Your task:
Show every line in the entries below where the word "this" appears.

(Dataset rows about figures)
★ ★ ★ ★ ★ ★ ★
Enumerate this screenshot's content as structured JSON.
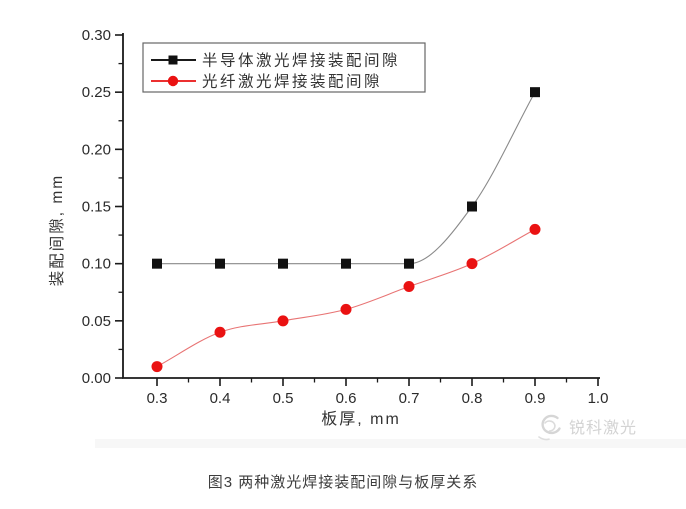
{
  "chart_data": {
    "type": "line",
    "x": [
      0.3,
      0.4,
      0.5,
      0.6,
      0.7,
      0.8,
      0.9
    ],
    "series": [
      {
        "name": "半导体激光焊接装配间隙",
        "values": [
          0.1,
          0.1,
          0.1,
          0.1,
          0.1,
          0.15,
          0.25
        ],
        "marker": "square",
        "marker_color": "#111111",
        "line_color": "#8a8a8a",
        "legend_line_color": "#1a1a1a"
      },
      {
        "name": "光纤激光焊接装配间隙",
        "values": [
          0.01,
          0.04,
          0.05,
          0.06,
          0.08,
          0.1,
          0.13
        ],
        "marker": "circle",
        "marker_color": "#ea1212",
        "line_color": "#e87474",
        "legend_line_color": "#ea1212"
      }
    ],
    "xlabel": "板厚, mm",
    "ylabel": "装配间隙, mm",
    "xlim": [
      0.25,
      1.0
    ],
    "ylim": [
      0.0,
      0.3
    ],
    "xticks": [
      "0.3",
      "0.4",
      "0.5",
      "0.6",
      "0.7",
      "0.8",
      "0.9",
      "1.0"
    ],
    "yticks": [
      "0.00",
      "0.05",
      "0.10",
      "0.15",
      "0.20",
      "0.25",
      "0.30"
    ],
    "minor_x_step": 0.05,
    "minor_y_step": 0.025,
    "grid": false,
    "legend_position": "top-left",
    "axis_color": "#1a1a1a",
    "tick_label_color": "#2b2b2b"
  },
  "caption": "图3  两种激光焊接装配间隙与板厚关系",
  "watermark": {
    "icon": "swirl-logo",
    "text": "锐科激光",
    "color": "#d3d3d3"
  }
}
★ ★ ★ ★ ★ ★ ★
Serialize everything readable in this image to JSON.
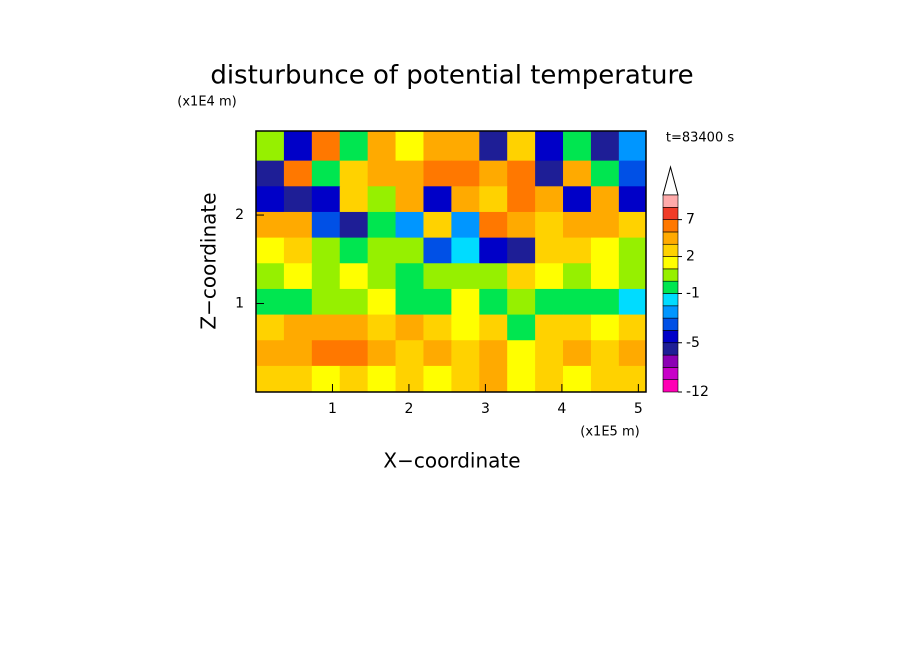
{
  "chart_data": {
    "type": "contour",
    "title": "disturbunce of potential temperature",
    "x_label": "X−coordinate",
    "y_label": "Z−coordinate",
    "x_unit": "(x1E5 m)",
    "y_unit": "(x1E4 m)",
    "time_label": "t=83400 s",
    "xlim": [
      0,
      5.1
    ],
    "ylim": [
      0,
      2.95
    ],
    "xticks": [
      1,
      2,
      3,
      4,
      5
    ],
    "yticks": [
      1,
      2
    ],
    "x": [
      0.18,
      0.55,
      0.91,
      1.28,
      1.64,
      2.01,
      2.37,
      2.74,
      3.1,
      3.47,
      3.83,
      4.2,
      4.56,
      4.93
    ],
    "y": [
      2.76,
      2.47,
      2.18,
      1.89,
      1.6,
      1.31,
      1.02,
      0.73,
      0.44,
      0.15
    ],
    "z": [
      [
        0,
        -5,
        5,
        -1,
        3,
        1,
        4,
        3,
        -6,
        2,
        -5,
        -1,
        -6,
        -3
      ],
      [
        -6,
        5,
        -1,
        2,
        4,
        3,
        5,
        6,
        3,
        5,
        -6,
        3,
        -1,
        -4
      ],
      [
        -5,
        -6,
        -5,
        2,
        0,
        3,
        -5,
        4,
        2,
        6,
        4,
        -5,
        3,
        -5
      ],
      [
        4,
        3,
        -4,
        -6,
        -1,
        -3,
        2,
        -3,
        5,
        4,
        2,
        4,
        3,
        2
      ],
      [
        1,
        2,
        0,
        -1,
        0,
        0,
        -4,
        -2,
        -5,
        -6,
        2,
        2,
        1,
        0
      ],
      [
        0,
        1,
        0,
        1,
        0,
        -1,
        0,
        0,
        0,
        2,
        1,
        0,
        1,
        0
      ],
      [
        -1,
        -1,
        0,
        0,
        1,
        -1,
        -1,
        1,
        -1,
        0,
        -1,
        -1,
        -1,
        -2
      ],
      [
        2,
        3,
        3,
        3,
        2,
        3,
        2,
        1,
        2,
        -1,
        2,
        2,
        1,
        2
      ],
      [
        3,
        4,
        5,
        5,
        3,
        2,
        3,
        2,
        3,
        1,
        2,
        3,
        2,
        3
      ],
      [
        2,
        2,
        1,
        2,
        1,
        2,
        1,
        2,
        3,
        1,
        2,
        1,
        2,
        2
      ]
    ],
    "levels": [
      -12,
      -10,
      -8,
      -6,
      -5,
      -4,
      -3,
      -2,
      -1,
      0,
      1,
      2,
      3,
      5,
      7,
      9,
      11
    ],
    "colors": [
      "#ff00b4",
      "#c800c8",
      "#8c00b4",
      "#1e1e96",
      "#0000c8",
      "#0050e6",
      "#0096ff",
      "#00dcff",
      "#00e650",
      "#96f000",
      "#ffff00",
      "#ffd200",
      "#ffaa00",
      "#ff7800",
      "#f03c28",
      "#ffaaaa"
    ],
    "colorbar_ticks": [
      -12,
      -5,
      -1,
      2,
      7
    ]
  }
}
★ ★ ★ ★ ★ ★ ★
Answer for the task:
Enumerate this screenshot's content as structured JSON.
Serialize everything readable in this image to JSON.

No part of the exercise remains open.